[Begin]
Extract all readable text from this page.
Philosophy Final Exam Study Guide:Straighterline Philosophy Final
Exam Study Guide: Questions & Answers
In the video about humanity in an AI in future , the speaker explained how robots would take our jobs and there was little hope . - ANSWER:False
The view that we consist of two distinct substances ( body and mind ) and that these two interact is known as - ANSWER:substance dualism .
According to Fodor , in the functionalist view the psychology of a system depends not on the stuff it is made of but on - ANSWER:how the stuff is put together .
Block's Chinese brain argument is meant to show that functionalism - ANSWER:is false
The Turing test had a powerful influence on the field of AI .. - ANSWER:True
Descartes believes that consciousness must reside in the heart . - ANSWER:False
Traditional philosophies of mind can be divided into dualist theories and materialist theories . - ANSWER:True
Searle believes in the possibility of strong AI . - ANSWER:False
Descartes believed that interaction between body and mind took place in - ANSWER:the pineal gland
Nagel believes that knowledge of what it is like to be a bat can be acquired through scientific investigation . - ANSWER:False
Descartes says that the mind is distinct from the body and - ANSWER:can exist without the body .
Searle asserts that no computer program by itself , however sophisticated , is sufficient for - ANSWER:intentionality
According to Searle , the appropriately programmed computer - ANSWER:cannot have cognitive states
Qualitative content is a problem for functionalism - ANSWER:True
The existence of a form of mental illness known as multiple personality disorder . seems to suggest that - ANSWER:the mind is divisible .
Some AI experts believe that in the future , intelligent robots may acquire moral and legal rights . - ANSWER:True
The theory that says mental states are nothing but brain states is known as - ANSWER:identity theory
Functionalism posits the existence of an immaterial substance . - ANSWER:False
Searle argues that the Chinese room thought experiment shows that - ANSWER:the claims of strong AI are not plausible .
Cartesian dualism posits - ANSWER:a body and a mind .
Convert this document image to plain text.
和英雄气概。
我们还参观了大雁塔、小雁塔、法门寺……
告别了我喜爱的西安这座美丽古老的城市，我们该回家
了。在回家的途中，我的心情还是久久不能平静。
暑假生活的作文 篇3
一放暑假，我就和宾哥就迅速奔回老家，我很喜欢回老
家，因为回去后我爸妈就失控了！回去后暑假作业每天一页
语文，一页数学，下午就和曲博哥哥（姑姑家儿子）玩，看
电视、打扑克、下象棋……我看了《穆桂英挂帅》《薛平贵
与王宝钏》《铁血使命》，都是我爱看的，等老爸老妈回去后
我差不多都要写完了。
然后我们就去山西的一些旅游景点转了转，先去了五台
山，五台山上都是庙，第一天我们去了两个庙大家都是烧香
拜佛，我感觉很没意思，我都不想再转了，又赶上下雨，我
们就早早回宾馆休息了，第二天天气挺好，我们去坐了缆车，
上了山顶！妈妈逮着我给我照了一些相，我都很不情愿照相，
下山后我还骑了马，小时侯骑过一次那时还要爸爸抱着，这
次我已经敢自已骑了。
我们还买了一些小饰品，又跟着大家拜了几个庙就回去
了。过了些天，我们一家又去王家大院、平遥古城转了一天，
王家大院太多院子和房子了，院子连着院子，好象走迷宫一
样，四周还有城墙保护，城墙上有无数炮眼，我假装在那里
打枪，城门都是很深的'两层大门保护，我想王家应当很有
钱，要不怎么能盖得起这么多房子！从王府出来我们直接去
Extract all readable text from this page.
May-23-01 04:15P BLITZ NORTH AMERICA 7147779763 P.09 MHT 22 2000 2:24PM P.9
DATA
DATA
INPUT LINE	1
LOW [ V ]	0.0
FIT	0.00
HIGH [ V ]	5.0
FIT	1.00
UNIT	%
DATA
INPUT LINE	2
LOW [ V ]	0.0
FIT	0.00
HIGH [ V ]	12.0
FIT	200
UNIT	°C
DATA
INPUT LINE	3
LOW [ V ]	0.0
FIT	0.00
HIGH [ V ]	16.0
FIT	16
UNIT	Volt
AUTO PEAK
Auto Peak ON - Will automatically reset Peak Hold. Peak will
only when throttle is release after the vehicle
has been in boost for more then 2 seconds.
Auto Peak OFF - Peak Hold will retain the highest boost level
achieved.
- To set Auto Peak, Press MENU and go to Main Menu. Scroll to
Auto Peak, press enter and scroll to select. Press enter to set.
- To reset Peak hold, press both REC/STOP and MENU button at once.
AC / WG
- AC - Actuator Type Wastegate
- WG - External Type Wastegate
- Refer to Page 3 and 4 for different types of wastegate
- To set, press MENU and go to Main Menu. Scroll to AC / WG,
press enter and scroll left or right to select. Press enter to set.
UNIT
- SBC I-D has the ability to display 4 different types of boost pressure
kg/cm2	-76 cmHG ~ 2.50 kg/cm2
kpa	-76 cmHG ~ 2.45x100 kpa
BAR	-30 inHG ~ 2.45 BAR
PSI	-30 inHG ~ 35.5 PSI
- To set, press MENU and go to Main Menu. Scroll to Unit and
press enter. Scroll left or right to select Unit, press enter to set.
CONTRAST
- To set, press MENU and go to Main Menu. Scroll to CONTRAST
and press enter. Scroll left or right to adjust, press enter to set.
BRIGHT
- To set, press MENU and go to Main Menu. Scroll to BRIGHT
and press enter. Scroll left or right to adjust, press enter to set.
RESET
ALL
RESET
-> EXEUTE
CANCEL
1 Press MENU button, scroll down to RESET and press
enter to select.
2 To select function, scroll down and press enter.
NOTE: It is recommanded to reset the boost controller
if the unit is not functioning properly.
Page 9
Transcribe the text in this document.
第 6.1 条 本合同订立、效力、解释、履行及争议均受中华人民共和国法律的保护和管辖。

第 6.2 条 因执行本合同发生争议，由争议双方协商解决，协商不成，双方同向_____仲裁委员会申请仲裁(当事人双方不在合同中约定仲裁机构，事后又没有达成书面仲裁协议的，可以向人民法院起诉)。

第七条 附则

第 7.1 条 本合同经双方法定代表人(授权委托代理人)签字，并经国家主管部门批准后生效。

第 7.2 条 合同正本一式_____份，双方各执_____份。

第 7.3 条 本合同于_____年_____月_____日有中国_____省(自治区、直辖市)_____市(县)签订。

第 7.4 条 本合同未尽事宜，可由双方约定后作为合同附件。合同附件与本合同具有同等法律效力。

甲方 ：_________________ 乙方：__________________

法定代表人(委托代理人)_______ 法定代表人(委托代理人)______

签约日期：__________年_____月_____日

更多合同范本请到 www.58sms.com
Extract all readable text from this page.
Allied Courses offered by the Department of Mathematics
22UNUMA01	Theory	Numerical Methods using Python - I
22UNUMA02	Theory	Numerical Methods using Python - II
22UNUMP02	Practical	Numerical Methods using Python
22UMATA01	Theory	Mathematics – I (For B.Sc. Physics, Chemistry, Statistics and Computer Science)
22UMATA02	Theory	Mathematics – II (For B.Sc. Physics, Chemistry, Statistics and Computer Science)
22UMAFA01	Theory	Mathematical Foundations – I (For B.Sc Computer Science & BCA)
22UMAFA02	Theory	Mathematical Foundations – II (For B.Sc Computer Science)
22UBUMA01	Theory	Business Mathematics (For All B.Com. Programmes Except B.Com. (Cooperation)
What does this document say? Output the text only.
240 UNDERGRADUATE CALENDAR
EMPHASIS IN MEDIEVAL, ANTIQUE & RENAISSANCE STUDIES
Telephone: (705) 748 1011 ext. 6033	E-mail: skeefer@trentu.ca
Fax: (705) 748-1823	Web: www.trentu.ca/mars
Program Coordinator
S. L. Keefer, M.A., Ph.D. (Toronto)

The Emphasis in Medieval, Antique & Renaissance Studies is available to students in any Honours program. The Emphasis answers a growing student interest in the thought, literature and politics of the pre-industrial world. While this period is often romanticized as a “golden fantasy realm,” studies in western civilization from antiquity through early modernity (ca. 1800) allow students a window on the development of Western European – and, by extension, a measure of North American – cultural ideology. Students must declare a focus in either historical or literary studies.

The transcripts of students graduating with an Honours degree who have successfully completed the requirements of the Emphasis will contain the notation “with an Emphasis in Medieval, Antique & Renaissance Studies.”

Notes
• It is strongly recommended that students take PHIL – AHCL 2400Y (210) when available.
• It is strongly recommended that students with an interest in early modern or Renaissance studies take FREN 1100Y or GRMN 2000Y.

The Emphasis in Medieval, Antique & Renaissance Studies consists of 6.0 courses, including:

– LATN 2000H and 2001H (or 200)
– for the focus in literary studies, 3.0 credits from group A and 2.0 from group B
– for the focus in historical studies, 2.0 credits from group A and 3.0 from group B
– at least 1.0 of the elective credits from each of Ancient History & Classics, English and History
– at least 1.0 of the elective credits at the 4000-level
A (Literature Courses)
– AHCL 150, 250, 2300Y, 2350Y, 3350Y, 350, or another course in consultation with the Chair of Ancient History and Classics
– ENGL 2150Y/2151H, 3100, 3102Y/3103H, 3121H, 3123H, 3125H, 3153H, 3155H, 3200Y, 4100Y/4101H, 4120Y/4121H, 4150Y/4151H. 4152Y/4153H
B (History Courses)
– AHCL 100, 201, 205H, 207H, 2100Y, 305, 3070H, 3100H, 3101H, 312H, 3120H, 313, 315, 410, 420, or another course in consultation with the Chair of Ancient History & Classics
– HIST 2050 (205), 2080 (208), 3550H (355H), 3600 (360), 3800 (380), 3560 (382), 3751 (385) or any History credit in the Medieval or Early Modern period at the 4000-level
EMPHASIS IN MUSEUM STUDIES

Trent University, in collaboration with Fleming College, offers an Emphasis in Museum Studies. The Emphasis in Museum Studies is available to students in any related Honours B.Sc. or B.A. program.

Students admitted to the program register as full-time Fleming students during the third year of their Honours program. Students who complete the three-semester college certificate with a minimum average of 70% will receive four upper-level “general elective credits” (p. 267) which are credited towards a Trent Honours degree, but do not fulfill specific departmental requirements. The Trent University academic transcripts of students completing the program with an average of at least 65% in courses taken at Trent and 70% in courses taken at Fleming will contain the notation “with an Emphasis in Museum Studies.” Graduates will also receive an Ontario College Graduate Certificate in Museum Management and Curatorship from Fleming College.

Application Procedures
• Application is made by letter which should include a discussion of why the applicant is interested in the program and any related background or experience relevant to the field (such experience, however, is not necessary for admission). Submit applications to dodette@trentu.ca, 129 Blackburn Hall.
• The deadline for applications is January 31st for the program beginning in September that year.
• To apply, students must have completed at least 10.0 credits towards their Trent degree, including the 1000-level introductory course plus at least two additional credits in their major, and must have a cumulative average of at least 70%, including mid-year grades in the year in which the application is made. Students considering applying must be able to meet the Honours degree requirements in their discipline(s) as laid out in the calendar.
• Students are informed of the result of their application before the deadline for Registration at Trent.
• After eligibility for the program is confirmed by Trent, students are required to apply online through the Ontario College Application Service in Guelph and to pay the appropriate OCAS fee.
[End]
**Task requirements:**
Across the preceding material, how many lines contain the word "Study"? State the number alone.

**Output for this task:**
2